>> start

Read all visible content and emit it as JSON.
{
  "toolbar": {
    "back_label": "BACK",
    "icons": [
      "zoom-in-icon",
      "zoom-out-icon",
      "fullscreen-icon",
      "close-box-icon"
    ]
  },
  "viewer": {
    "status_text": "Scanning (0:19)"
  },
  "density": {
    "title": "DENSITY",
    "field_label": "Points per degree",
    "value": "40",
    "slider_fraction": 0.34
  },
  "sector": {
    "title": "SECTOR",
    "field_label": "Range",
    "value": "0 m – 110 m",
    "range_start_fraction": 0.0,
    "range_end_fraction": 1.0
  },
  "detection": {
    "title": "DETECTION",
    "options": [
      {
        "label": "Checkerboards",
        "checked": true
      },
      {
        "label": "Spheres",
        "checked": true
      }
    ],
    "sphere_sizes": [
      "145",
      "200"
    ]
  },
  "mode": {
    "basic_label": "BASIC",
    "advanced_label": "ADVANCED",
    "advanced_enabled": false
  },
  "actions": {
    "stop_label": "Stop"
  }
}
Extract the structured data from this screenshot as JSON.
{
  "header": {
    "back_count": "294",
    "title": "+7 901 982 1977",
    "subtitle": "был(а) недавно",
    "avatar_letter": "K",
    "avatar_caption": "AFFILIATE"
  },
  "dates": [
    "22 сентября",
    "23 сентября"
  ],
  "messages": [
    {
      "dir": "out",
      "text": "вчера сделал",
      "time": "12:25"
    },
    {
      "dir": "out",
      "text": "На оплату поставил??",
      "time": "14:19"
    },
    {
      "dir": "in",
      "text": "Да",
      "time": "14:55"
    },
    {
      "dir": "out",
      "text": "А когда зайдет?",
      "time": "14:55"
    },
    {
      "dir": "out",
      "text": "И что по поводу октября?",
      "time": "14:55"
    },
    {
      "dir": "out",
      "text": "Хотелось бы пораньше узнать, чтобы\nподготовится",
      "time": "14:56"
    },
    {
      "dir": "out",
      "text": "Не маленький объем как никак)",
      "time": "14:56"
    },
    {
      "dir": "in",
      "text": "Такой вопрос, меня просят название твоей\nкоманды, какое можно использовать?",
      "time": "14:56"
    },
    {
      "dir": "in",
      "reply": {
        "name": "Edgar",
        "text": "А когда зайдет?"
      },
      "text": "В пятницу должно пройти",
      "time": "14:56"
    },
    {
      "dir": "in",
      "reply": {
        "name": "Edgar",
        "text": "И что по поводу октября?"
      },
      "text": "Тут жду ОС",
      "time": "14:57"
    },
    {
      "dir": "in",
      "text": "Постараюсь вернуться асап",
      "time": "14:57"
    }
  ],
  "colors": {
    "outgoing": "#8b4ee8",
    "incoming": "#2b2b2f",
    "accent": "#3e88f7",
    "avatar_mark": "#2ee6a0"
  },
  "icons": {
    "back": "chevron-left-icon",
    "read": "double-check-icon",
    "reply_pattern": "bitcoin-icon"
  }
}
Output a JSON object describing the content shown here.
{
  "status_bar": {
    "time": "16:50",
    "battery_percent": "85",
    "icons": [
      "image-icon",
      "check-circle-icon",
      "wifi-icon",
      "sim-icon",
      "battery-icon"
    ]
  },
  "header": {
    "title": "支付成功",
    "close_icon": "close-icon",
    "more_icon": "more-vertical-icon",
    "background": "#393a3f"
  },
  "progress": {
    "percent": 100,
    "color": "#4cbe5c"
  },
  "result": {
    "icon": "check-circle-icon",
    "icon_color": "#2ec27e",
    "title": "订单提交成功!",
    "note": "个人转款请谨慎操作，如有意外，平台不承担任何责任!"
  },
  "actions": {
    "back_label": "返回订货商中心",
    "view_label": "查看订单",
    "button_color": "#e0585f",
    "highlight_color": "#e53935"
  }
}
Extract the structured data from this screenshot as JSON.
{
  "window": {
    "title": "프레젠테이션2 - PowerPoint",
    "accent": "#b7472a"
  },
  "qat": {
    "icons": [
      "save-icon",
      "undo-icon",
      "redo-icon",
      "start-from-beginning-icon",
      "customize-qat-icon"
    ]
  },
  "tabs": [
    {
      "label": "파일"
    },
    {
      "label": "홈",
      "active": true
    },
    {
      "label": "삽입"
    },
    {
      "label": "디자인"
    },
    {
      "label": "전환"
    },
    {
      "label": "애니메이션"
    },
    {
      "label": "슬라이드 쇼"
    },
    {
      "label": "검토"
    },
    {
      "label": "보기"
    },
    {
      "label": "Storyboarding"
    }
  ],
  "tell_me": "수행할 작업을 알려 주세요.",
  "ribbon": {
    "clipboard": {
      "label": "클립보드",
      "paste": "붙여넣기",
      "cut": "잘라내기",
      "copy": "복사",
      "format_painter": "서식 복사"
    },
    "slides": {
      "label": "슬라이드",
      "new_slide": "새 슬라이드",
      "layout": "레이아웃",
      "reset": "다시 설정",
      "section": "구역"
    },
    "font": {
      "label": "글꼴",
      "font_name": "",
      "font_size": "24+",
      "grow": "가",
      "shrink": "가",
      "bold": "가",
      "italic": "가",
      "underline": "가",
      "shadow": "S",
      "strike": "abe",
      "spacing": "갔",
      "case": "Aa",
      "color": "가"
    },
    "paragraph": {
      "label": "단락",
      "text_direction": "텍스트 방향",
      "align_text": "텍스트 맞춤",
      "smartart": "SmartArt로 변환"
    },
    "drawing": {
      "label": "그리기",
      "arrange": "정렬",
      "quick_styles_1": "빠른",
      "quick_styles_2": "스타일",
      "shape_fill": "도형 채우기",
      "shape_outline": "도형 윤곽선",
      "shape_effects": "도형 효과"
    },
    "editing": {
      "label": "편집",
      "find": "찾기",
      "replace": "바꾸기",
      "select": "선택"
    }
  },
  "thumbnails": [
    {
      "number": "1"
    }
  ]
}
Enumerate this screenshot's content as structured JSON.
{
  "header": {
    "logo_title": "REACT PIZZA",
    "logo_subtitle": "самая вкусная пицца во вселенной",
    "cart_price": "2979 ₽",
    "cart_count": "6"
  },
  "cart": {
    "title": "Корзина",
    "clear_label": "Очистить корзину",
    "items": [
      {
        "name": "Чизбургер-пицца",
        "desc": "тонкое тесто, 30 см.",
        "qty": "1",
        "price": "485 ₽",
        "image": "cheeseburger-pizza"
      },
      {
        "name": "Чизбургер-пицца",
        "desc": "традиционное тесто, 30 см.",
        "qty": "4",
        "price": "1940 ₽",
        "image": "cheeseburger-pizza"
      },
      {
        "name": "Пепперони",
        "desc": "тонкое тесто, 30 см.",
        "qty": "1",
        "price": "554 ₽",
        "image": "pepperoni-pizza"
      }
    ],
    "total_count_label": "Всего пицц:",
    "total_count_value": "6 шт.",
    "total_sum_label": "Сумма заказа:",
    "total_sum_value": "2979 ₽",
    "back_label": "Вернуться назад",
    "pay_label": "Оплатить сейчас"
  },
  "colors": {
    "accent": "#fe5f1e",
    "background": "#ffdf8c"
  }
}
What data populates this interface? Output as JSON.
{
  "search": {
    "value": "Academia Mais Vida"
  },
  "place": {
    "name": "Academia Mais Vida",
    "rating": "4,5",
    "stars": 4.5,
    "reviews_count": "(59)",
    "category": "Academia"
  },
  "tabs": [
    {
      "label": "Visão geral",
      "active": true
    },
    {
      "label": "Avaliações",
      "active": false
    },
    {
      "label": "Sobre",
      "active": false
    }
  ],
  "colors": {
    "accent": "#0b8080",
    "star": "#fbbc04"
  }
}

>> end

Write out the entries above once more, without altering anything.

Read all visible content and emit it as JSON.
{
  "toolbar": {
    "back_label": "BACK",
    "icons": [
      "zoom-in-icon",
      "zoom-out-icon",
      "fullscreen-icon",
      "close-box-icon"
    ]
  },
  "viewer": {
    "status_text": "Scanning (0:19)"
  },
  "density": {
    "title": "DENSITY",
    "field_label": "Points per degree",
    "value": "40",
    "slider_fraction": 0.34
  },
  "sector": {
    "title": "SECTOR",
    "field_label": "Range",
    "value": "0 m – 110 m",
    "range_start_fraction": 0.0,
    "range_end_fraction": 1.0
  },
  "detection": {
    "title": "DETECTION",
    "options": [
      {
        "label": "Checkerboards",
        "checked": true
      },
      {
        "label": "Spheres",
        "checked": true
      }
    ],
    "sphere_sizes": [
      "145",
      "200"
    ]
  },
  "mode": {
    "basic_label": "BASIC",
    "advanced_label": "ADVANCED",
    "advanced_enabled": false
  },
  "actions": {
    "stop_label": "Stop"
  }
}
Extract the structured data from this screenshot as JSON.
{
  "header": {
    "back_count": "294",
    "title": "+7 901 982 1977",
    "subtitle": "был(а) недавно",
    "avatar_letter": "K",
    "avatar_caption": "AFFILIATE"
  },
  "dates": [
    "22 сентября",
    "23 сентября"
  ],
  "messages": [
    {
      "dir": "out",
      "text": "вчера сделал",
      "time": "12:25"
    },
    {
      "dir": "out",
      "text": "На оплату поставил??",
      "time": "14:19"
    },
    {
      "dir": "in",
      "text": "Да",
      "time": "14:55"
    },
    {
      "dir": "out",
      "text": "А когда зайдет?",
      "time": "14:55"
    },
    {
      "dir": "out",
      "text": "И что по поводу октября?",
      "time": "14:55"
    },
    {
      "dir": "out",
      "text": "Хотелось бы пораньше узнать, чтобы\nподготовится",
      "time": "14:56"
    },
    {
      "dir": "out",
      "text": "Не маленький объем как никак)",
      "time": "14:56"
    },
    {
      "dir": "in",
      "text": "Такой вопрос, меня просят название твоей\nкоманды, какое можно использовать?",
      "time": "14:56"
    },
    {
      "dir": "in",
      "reply": {
        "name": "Edgar",
        "text": "А когда зайдет?"
      },
      "text": "В пятницу должно пройти",
      "time": "14:56"
    },
    {
      "dir": "in",
      "reply": {
        "name": "Edgar",
        "text": "И что по поводу октября?"
      },
      "text": "Тут жду ОС",
      "time": "14:57"
    },
    {
      "dir": "in",
      "text": "Постараюсь вернуться асап",
      "time": "14:57"
    }
  ],
  "colors": {
    "outgoing": "#8b4ee8",
    "incoming": "#2b2b2f",
    "accent": "#3e88f7",
    "avatar_mark": "#2ee6a0"
  },
  "icons": {
    "back": "chevron-left-icon",
    "read": "double-check-icon",
    "reply_pattern": "bitcoin-icon"
  }
}
Output a JSON object describing the content shown here.
{
  "status_bar": {
    "time": "16:50",
    "battery_percent": "85",
    "icons": [
      "image-icon",
      "check-circle-icon",
      "wifi-icon",
      "sim-icon",
      "battery-icon"
    ]
  },
  "header": {
    "title": "支付成功",
    "close_icon": "close-icon",
    "more_icon": "more-vertical-icon",
    "background": "#393a3f"
  },
  "progress": {
    "percent": 100,
    "color": "#4cbe5c"
  },
  "result": {
    "icon": "check-circle-icon",
    "icon_color": "#2ec27e",
    "title": "订单提交成功!",
    "note": "个人转款请谨慎操作，如有意外，平台不承担任何责任!"
  },
  "actions": {
    "back_label": "返回订货商中心",
    "view_label": "查看订单",
    "button_color": "#e0585f",
    "highlight_color": "#e53935"
  }
}
Extract the structured data from this screenshot as JSON.
{
  "window": {
    "title": "프레젠테이션2 - PowerPoint",
    "accent": "#b7472a"
  },
  "qat": {
    "icons": [
      "save-icon",
      "undo-icon",
      "redo-icon",
      "start-from-beginning-icon",
      "customize-qat-icon"
    ]
  },
  "tabs": [
    {
      "label": "파일"
    },
    {
      "label": "홈",
      "active": true
    },
    {
      "label": "삽입"
    },
    {
      "label": "디자인"
    },
    {
      "label": "전환"
    },
    {
      "label": "애니메이션"
    },
    {
      "label": "슬라이드 쇼"
    },
    {
      "label": "검토"
    },
    {
      "label": "보기"
    },
    {
      "label": "Storyboarding"
    }
  ],
  "tell_me": "수행할 작업을 알려 주세요.",
  "ribbon": {
    "clipboard": {
      "label": "클립보드",
      "paste": "붙여넣기",
      "cut": "잘라내기",
      "copy": "복사",
      "format_painter": "서식 복사"
    },
    "slides": {
      "label": "슬라이드",
      "new_slide": "새 슬라이드",
      "layout": "레이아웃",
      "reset": "다시 설정",
      "section": "구역"
    },
    "font": {
      "label": "글꼴",
      "font_name": "",
      "font_size": "24+",
      "grow": "가",
      "shrink": "가",
      "bold": "가",
      "italic": "가",
      "underline": "가",
      "shadow": "S",
      "strike": "abe",
      "spacing": "갔",
      "case": "Aa",
      "color": "가"
    },
    "paragraph": {
      "label": "단락",
      "text_direction": "텍스트 방향",
      "align_text": "텍스트 맞춤",
      "smartart": "SmartArt로 변환"
    },
    "drawing": {
      "label": "그리기",
      "arrange": "정렬",
      "quick_styles_1": "빠른",
      "quick_styles_2": "스타일",
      "shape_fill": "도형 채우기",
      "shape_outline": "도형 윤곽선",
      "shape_effects": "도형 효과"
    },
    "editing": {
      "label": "편집",
      "find": "찾기",
      "replace": "바꾸기",
      "select": "선택"
    }
  },
  "thumbnails": [
    {
      "number": "1"
    }
  ]
}
Enumerate this screenshot's content as structured JSON.
{
  "header": {
    "logo_title": "REACT PIZZA",
    "logo_subtitle": "самая вкусная пицца во вселенной",
    "cart_price": "2979 ₽",
    "cart_count": "6"
  },
  "cart": {
    "title": "Корзина",
    "clear_label": "Очистить корзину",
    "items": [
      {
        "name": "Чизбургер-пицца",
        "desc": "тонкое тесто, 30 см.",
        "qty": "1",
        "price": "485 ₽",
        "image": "cheeseburger-pizza"
      },
      {
        "name": "Чизбургер-пицца",
        "desc": "традиционное тесто, 30 см.",
        "qty": "4",
        "price": "1940 ₽",
        "image": "cheeseburger-pizza"
      },
      {
        "name": "Пепперони",
        "desc": "тонкое тесто, 30 см.",
        "qty": "1",
        "price": "554 ₽",
        "image": "pepperoni-pizza"
      }
    ],
    "total_count_label": "Всего пицц:",
    "total_count_value": "6 шт.",
    "total_sum_label": "Сумма заказа:",
    "total_sum_value": "2979 ₽",
    "back_label": "Вернуться назад",
    "pay_label": "Оплатить сейчас"
  },
  "colors": {
    "accent": "#fe5f1e",
    "background": "#ffdf8c"
  }
}
What data populates this interface? Output as JSON.
{
  "search": {
    "value": "Academia Mais Vida"
  },
  "place": {
    "name": "Academia Mais Vida",
    "rating": "4,5",
    "stars": 4.5,
    "reviews_count": "(59)",
    "category": "Academia"
  },
  "tabs": [
    {
      "label": "Visão geral",
      "active": true
    },
    {
      "label": "Avaliações",
      "active": false
    },
    {
      "label": "Sobre",
      "active": false
    }
  ],
  "colors": {
    "accent": "#0b8080",
    "star": "#fbbc04"
  }
}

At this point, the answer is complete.